Texte source
**********

L’Association des journalistes orthodoxes ukrainiens publie de temps en temps des articles de spiritualité de très haute tenue. Voici celui qui a été publié hier.
Dialogue avec le starets Joseph : « Seule la porte étroite mène au paradis »
Cette nouvelle conversation avec le moine athonite sera consacrée à l’essence même de la vie spirituelle : la lutte contre les passions et le dépassement des tentations.
Au cours de notre dernière conversation, le starets Joseph nous a révélé une vérité simple, mais très importante « La destinée de l’homme est de trouver Dieu. » Et le signe certain que cette quête a été couronnée de succès est le don de la grâce purificatrice que le Créateur accorde en réponse à la repentance.
Chacun de nous connaît ce sentiment de première grâce après la prière, la confession, la communion. En théologie, on l’appelle encore la grâce qui appelle. Par elle, le Seigneur, dans sa grande miséricorde, nous dévoile le mystère de son Royaume et, d’une voix douce de bonnes pensées, nous incite à mener une vie pieuse.
Mais ce sentiment de grâce est toujours temporaire.
L’abondance des dons spirituels conduirait l’homme à la présomption, et leur absence au découragement. C’est pourquoi Dieu donne ses bienfaits avec mesure.

**********

Consignes
1. Traduisez en anglais cette phrase du texte sur le starets Joseph : « L’abondance des dons spirituels conduirait l’homme à la présomption, et leur absence au découragement. »
2. Poursuivez le texte sur le starets Joseph après sa dernière phrase.

**********

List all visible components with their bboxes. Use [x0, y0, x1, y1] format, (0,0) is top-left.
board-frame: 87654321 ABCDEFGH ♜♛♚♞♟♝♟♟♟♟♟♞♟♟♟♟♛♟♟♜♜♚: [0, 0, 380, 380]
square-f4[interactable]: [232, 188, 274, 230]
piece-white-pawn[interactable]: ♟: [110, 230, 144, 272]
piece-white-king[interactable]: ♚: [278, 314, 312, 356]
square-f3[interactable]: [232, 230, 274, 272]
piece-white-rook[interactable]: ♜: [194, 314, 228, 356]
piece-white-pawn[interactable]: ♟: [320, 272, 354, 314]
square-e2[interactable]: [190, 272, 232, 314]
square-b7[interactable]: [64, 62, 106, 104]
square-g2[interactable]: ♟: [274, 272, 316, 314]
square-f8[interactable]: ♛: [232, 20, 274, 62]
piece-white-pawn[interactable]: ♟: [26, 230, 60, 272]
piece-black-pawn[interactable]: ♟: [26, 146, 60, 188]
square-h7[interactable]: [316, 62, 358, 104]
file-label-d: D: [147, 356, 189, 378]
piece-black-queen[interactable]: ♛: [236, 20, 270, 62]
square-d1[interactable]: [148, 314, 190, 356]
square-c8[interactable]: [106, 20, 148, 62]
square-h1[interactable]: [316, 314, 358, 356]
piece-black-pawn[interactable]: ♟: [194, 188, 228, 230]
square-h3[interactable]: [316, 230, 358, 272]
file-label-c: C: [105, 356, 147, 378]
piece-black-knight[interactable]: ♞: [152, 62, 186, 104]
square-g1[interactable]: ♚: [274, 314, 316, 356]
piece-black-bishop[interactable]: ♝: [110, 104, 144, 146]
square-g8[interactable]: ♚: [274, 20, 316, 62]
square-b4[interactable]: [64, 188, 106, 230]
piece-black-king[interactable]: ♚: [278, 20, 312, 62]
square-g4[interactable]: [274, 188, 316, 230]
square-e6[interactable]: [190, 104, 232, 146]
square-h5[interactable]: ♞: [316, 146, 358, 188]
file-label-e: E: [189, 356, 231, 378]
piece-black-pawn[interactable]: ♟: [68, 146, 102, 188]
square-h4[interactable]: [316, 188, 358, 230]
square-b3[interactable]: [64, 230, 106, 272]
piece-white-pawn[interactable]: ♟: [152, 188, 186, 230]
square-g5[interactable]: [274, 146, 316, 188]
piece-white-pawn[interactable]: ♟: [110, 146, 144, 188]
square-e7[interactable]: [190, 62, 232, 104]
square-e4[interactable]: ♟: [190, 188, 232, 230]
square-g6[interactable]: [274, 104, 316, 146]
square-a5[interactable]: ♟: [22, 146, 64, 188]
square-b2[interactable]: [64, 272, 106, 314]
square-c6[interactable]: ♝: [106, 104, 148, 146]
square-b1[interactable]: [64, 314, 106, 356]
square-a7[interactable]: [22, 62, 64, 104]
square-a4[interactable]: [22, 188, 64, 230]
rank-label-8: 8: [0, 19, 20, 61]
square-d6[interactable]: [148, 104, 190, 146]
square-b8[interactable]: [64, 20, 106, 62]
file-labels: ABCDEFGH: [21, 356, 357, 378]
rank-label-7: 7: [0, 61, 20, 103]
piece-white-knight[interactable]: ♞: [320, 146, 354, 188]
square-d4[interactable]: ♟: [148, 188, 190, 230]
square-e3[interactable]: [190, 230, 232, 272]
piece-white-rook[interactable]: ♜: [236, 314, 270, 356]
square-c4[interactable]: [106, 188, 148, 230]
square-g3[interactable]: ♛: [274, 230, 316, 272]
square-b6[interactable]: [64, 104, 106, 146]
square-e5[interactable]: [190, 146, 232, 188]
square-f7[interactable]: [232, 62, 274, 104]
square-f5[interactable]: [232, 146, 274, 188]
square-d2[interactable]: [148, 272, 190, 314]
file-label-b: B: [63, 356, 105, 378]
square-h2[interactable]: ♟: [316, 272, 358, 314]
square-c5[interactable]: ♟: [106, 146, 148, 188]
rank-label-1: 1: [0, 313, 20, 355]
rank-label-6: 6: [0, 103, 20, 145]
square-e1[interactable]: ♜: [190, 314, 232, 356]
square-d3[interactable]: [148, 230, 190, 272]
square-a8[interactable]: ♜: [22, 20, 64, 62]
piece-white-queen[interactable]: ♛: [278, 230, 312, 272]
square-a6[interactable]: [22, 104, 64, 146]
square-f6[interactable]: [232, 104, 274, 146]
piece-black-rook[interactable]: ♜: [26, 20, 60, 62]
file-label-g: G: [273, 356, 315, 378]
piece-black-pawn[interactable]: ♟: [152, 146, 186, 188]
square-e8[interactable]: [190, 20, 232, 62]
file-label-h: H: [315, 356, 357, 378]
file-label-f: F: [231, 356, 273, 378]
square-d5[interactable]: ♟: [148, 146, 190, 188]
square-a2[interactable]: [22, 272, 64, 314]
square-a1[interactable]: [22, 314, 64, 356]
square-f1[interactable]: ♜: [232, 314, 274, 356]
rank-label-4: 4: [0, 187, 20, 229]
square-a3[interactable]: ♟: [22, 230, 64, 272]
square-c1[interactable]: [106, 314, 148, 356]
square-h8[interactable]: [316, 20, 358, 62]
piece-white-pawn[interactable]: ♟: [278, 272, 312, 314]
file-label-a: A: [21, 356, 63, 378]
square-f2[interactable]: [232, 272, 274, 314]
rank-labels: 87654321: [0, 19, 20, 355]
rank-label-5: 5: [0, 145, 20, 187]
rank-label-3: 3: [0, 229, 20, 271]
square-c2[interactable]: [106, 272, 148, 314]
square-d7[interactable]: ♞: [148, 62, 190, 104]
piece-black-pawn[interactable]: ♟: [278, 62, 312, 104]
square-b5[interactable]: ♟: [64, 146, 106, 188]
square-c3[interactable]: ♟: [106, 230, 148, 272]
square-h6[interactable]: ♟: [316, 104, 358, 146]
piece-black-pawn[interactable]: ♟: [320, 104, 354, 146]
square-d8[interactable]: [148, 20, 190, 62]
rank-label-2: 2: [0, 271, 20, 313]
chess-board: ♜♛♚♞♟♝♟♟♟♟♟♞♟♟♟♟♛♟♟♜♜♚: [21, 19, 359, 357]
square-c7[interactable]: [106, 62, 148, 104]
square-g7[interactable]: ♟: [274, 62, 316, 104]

**********

Réponses rédigées
1. An abundance of spiritual gifts would lead a person to presumption, and their absence to despondency.

2.
C’est ce qu’écrit l’apôtre Paul, se souvenant comment, dans les tourments causés par « une écharde dans la chair », il a imploré trois fois le Christ de l’aider, ce à quoi il a reçu cette réponse : « Ma grâce te suffit, car ma puissance s’accomplit dans la faiblesse » (2 Co 12, 9).
Le chrétien est un héros qui repousse les flèches du diable
Ce « dard dans la chair » dont se plaint l’apôtre est enfoncé en chacun de nous. Ce sont les tentations et les épreuves dont l’« ange de Satan » bombarde quotidiennement notre âme. Dieu permet cette lutte douloureuse afin que nous humiliions notre orgueil et ne nous exaltions pas. Notre tâche, en tant que disciples assidus, est de repousser les flèches tentatrices par la force de la prière et de l’humilité.
Le starets hésychaste Joseph dit ceci à propos de cette lutte invisible :
« L’ennemi, étant ingénieux, sait bien se cacher derrière les passions et les faiblesses. » Et il conseille : « Pour le vaincre, tu dois lutter contre toi-même, te tuer [spirituellement]. Quand l’homme déchu mourra, alors le pouvoir de l’ennemi et de l’adversaire sera aboli. »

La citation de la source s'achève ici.